*What to do*.
Extract the entries in their exact form.

(Items from a data source)
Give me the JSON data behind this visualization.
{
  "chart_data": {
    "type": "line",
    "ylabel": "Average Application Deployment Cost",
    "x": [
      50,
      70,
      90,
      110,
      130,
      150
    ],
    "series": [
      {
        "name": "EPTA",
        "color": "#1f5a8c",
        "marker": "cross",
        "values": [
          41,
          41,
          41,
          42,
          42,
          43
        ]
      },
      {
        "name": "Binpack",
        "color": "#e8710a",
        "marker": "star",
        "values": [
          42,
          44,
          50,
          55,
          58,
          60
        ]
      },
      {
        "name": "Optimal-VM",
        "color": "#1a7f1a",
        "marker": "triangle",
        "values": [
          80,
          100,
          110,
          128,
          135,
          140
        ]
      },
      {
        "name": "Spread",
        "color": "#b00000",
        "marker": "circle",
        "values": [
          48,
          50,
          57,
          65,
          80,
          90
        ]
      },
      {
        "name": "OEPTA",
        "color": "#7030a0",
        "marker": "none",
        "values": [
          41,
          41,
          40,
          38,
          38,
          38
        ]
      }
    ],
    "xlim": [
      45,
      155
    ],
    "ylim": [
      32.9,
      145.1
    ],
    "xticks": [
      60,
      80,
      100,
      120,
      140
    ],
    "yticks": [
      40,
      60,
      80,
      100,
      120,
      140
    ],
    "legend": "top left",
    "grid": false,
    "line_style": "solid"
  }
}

*Complete answer*.
Give me the JSON data behind this visualization.
{
  "chart_data": {
    "type": "line",
    "ylabel": "Average Application Deployment Cost",
    "x": [
      50,
      70,
      90,
      110,
      130,
      150
    ],
    "series": [
      {
        "name": "EPTA",
        "color": "#1f5a8c",
        "marker": "cross",
        "values": [
          41,
          41,
          41,
          42,
          42,
          43
        ]
      },
      {
        "name": "Binpack",
        "color": "#e8710a",
        "marker": "star",
        "values": [
          42,
          44,
          50,
          55,
          58,
          60
        ]
      },
      {
        "name": "Optimal-VM",
        "color": "#1a7f1a",
        "marker": "triangle",
        "values": [
          80,
          100,
          110,
          128,
          135,
          140
        ]
      },
      {
        "name": "Spread",
        "color": "#b00000",
        "marker": "circle",
        "values": [
          48,
          50,
          57,
          65,
          80,
          90
        ]
      },
      {
        "name": "OEPTA",
        "color": "#7030a0",
        "marker": "none",
        "values": [
          41,
          41,
          40,
          38,
          38,
          38
        ]
      }
    ],
    "xlim": [
      45,
      155
    ],
    "ylim": [
      32.9,
      145.1
    ],
    "xticks": [
      60,
      80,
      100,
      120,
      140
    ],
    "yticks": [
      40,
      60,
      80,
      100,
      120,
      140
    ],
    "legend": "top left",
    "grid": false,
    "line_style": "solid"
  }
}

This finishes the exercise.